__Short task__: Reproduce every line of the material below verbatim, leaving out the pictures.

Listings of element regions

::::

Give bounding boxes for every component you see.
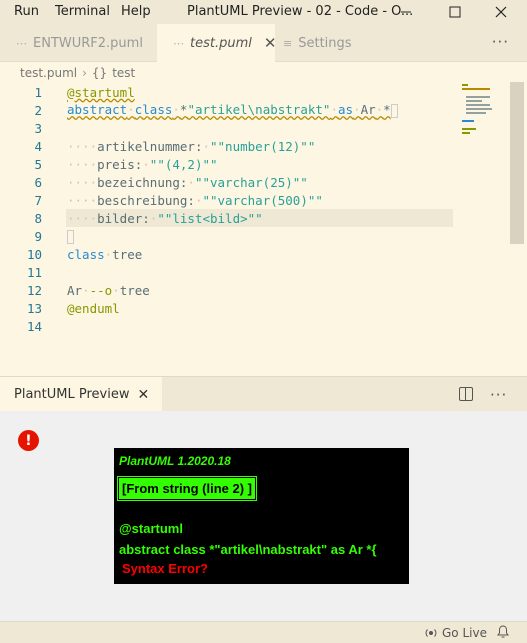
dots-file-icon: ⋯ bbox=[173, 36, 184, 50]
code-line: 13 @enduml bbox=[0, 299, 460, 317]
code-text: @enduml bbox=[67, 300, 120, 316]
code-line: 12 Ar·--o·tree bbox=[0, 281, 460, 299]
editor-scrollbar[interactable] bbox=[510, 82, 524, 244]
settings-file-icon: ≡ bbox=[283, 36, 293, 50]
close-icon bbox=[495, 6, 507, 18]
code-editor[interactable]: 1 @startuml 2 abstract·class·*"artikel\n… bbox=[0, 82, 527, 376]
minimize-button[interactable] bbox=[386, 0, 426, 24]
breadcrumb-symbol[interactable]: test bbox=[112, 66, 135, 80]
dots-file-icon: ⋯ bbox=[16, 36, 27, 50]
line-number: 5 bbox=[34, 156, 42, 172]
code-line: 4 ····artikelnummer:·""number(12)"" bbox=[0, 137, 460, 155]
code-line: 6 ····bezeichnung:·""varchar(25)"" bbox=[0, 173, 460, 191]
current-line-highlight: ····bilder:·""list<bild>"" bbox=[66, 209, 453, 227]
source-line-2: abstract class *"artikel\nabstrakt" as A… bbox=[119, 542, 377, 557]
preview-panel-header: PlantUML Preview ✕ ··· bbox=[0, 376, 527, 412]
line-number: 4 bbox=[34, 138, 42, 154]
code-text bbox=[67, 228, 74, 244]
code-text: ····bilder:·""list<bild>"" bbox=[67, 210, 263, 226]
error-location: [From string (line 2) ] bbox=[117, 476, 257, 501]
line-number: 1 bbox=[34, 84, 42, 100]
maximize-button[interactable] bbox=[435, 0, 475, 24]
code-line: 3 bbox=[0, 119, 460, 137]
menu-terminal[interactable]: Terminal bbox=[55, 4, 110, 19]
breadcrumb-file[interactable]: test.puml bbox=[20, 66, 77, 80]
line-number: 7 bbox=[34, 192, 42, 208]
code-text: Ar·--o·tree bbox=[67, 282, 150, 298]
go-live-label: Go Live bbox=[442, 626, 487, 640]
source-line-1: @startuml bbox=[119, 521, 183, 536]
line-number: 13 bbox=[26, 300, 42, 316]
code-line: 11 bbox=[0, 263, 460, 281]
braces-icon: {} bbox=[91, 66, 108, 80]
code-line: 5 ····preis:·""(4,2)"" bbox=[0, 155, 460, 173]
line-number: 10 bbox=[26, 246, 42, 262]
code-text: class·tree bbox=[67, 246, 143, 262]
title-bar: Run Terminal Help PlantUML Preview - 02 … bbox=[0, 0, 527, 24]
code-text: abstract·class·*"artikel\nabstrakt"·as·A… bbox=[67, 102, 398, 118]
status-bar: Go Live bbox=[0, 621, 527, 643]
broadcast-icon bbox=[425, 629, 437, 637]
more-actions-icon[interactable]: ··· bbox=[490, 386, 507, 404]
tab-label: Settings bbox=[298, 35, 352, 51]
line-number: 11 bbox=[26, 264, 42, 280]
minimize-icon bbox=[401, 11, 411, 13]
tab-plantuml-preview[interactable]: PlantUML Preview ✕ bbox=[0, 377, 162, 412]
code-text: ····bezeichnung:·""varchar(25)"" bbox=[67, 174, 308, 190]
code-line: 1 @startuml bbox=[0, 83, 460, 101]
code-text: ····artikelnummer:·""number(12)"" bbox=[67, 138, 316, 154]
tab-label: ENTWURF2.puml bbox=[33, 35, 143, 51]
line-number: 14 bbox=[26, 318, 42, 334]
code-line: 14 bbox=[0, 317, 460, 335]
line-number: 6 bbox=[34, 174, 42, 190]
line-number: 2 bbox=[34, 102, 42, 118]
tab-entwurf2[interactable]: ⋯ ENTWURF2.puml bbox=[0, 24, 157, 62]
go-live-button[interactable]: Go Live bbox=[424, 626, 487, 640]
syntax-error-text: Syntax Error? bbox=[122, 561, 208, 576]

::::

__Result of this exercise__:
Give bounding boxes for every component you see.
dots-file-icon: ⋯ bbox=[173, 36, 184, 50]
code-line: 13 @enduml bbox=[0, 299, 460, 317]
code-text: @enduml bbox=[67, 300, 120, 316]
code-line: 12 Ar·--o·tree bbox=[0, 281, 460, 299]
editor-scrollbar[interactable] bbox=[510, 82, 524, 244]
settings-file-icon: ≡ bbox=[283, 36, 293, 50]
close-icon bbox=[495, 6, 507, 18]
code-editor[interactable]: 1 @startuml 2 abstract·class·*"artikel\n… bbox=[0, 82, 527, 376]
minimize-button[interactable] bbox=[386, 0, 426, 24]
breadcrumb-symbol[interactable]: test bbox=[112, 66, 135, 80]
dots-file-icon: ⋯ bbox=[16, 36, 27, 50]
line-number: 5 bbox=[34, 156, 42, 172]
code-line: 4 ····artikelnummer:·""number(12)"" bbox=[0, 137, 460, 155]
code-line: 6 ····bezeichnung:·""varchar(25)"" bbox=[0, 173, 460, 191]
current-line-highlight: ····bilder:·""list<bild>"" bbox=[66, 209, 453, 227]
source-line-2: abstract class *"artikel\nabstrakt" as A… bbox=[119, 542, 377, 557]
preview-panel-header: PlantUML Preview ✕ ··· bbox=[0, 376, 527, 412]
line-number: 4 bbox=[34, 138, 42, 154]
code-text bbox=[67, 228, 74, 244]
code-text: ····bilder:·""list<bild>"" bbox=[67, 210, 263, 226]
error-location: [From string (line 2) ] bbox=[117, 476, 257, 501]
line-number: 1 bbox=[34, 84, 42, 100]
maximize-button[interactable] bbox=[435, 0, 475, 24]
code-line: 3 bbox=[0, 119, 460, 137]
menu-terminal[interactable]: Terminal bbox=[55, 4, 110, 19]
breadcrumb-file[interactable]: test.puml bbox=[20, 66, 77, 80]
line-number: 7 bbox=[34, 192, 42, 208]
code-text: Ar·--o·tree bbox=[67, 282, 150, 298]
go-live-label: Go Live bbox=[442, 626, 487, 640]
source-line-1: @startuml bbox=[119, 521, 183, 536]
line-number: 13 bbox=[26, 300, 42, 316]
code-line: 11 bbox=[0, 263, 460, 281]
braces-icon: {} bbox=[91, 66, 108, 80]
code-line: 5 ····preis:·""(4,2)"" bbox=[0, 155, 460, 173]
line-number: 10 bbox=[26, 246, 42, 262]
code-text: class·tree bbox=[67, 246, 143, 262]
title-bar: Run Terminal Help PlantUML Preview - 02 … bbox=[0, 0, 527, 24]
code-text: abstract·class·*"artikel\nabstrakt"·as·A… bbox=[67, 102, 398, 118]
status-bar: Go Live bbox=[0, 621, 527, 643]
broadcast-icon bbox=[425, 629, 437, 637]
more-actions-icon[interactable]: ··· bbox=[490, 386, 507, 404]
tab-label: Settings bbox=[298, 35, 352, 51]
line-number: 11 bbox=[26, 264, 42, 280]
minimize-icon bbox=[401, 11, 411, 13]
tab-plantuml-preview[interactable]: PlantUML Preview ✕ bbox=[0, 377, 162, 412]
code-text: ····bezeichnung:·""varchar(25)"" bbox=[67, 174, 308, 190]
code-line: 1 @startuml bbox=[0, 83, 460, 101]
code-text: ····artikelnummer:·""number(12)"" bbox=[67, 138, 316, 154]
tab-label: ENTWURF2.puml bbox=[33, 35, 143, 51]
line-number: 14 bbox=[26, 318, 42, 334]
code-line: 14 bbox=[0, 317, 460, 335]
line-number: 6 bbox=[34, 174, 42, 190]
line-number: 2 bbox=[34, 102, 42, 118]
tab-entwurf2[interactable]: ⋯ ENTWURF2.puml bbox=[0, 24, 157, 62]
go-live-button[interactable]: Go Live bbox=[424, 626, 487, 640]
syntax-error-text: Syntax Error? bbox=[122, 561, 208, 576]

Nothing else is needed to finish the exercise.